• [What you will do] Repeat exactly each line of the data provided below.

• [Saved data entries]
........

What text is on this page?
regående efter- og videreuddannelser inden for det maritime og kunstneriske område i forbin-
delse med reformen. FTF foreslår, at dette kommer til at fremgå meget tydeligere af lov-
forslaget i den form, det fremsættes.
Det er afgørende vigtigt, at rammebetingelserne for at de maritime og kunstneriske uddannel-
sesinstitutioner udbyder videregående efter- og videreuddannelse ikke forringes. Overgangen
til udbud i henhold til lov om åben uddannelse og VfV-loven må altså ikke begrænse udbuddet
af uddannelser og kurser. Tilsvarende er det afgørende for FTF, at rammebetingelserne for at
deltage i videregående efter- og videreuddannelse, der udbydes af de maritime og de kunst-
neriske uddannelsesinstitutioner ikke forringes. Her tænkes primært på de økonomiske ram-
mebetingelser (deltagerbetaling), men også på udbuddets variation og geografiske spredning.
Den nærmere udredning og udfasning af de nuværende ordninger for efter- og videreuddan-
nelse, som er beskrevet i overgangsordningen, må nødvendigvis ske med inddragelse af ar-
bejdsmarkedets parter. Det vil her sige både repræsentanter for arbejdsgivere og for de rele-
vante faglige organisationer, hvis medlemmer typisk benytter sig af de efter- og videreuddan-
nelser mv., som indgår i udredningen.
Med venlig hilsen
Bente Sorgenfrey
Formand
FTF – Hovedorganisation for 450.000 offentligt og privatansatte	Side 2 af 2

........

• [Result of this task]
What text is on this page?
regående efter- og videreuddannelser inden for det maritime og kunstneriske område i forbin-
delse med reformen. FTF foreslår, at dette kommer til at fremgå meget tydeligere af lov-
forslaget i den form, det fremsættes.
Det er afgørende vigtigt, at rammebetingelserne for at de maritime og kunstneriske uddannel-
sesinstitutioner udbyder videregående efter- og videreuddannelse ikke forringes. Overgangen
til udbud i henhold til lov om åben uddannelse og VfV-loven må altså ikke begrænse udbuddet
af uddannelser og kurser. Tilsvarende er det afgørende for FTF, at rammebetingelserne for at
deltage i videregående efter- og videreuddannelse, der udbydes af de maritime og de kunst-
neriske uddannelsesinstitutioner ikke forringes. Her tænkes primært på de økonomiske ram-
mebetingelser (deltagerbetaling), men også på udbuddets variation og geografiske spredning.
Den nærmere udredning og udfasning af de nuværende ordninger for efter- og videreuddan-
nelse, som er beskrevet i overgangsordningen, må nødvendigvis ske med inddragelse af ar-
bejdsmarkedets parter. Det vil her sige både repræsentanter for arbejdsgivere og for de rele-
vante faglige organisationer, hvis medlemmer typisk benytter sig af de efter- og videreuddan-
nelser mv., som indgår i udredningen.
Med venlig hilsen
Bente Sorgenfrey
Formand
FTF – Hovedorganisation for 450.000 offentligt og privatansatte	Side 2 af 2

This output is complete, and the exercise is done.